> **TASK DATA**:
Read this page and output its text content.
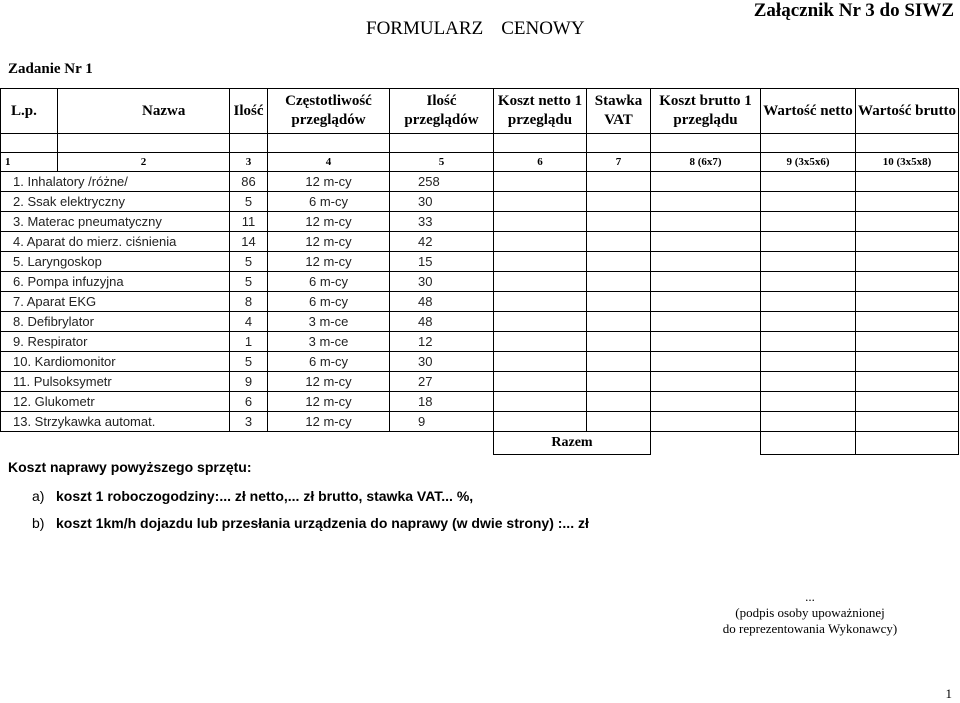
FORMULARZ CENOWY
Załącznik Nr 3 do SIWZ
Zadanie Nr 1
L.p.	Nazwa	Ilość	Częstotliwość przeglądów	Ilość przeglądów	Koszt netto 1 przeglądu	Stawka VAT	Koszt brutto 1 przeglądu	Wartość netto	Wartość brutto

1	2	3	4	5	6	7	8 (6x7)	9 (3x5x6)	10 (3x5x8)
1. Inhalatory /różne/		86	12 m-cy	258					
2. Ssak elektryczny		5	6 m-cy	30					
3. Materac pneumatyczny		11	12 m-cy	33					
4. Aparat do mierz. ciśnienia		14	12 m-cy	42					
5. Laryngoskop		5	12 m-cy	15					
6. Pompa infuzyjna		5	6 m-cy	30					
7. Aparat EKG		8	6 m-cy	48					
8. Defibrylator		4	3 m-ce	48					
9. Respirator		1	3 m-ce	12					
10. Kardiomonitor		5	6 m-cy	30					
11. Pulsoksymetr		9	12 m-cy	27					
12. Glukometr		6	12 m-cy	18					
13. Strzykawka automat.		3	12 m-cy	9					
					Razem				
Koszt naprawy powyższego sprzętu:
a) koszt 1 roboczogodziny:... zł netto,... zł brutto, stawka VAT... %,
b) koszt 1km/h dojazdu lub przesłania urządzenia do naprawy (w dwie strony) :... zł
...
(podpis osoby upoważnionej
do reprezentowania Wykonawcy)
1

> **EXERCISE DESCRIPTION**: Pictures appear in the records above. Output everything except them, exactly.

> **RESULT FOR THIS TASK**:
Read this page and output its text content.
FORMULARZ CENOWY
Załącznik Nr 3 do SIWZ
Zadanie Nr 1
L.p.	Nazwa	Ilość	Częstotliwość przeglądów	Ilość przeglądów	Koszt netto 1 przeglądu	Stawka VAT	Koszt brutto 1 przeglądu	Wartość netto	Wartość brutto

1	2	3	4	5	6	7	8 (6x7)	9 (3x5x6)	10 (3x5x8)
1. Inhalatory /różne/		86	12 m-cy	258					
2. Ssak elektryczny		5	6 m-cy	30					
3. Materac pneumatyczny		11	12 m-cy	33					
4. Aparat do mierz. ciśnienia		14	12 m-cy	42					
5. Laryngoskop		5	12 m-cy	15					
6. Pompa infuzyjna		5	6 m-cy	30					
7. Aparat EKG		8	6 m-cy	48					
8. Defibrylator		4	3 m-ce	48					
9. Respirator		1	3 m-ce	12					
10. Kardiomonitor		5	6 m-cy	30					
11. Pulsoksymetr		9	12 m-cy	27					
12. Glukometr		6	12 m-cy	18					
13. Strzykawka automat.		3	12 m-cy	9					
					Razem				
Koszt naprawy powyższego sprzętu:
a) koszt 1 roboczogodziny:... zł netto,... zł brutto, stawka VAT... %,
b) koszt 1km/h dojazdu lub przesłania urządzenia do naprawy (w dwie strony) :... zł
...
(podpis osoby upoważnionej
do reprezentowania Wykonawcy)
1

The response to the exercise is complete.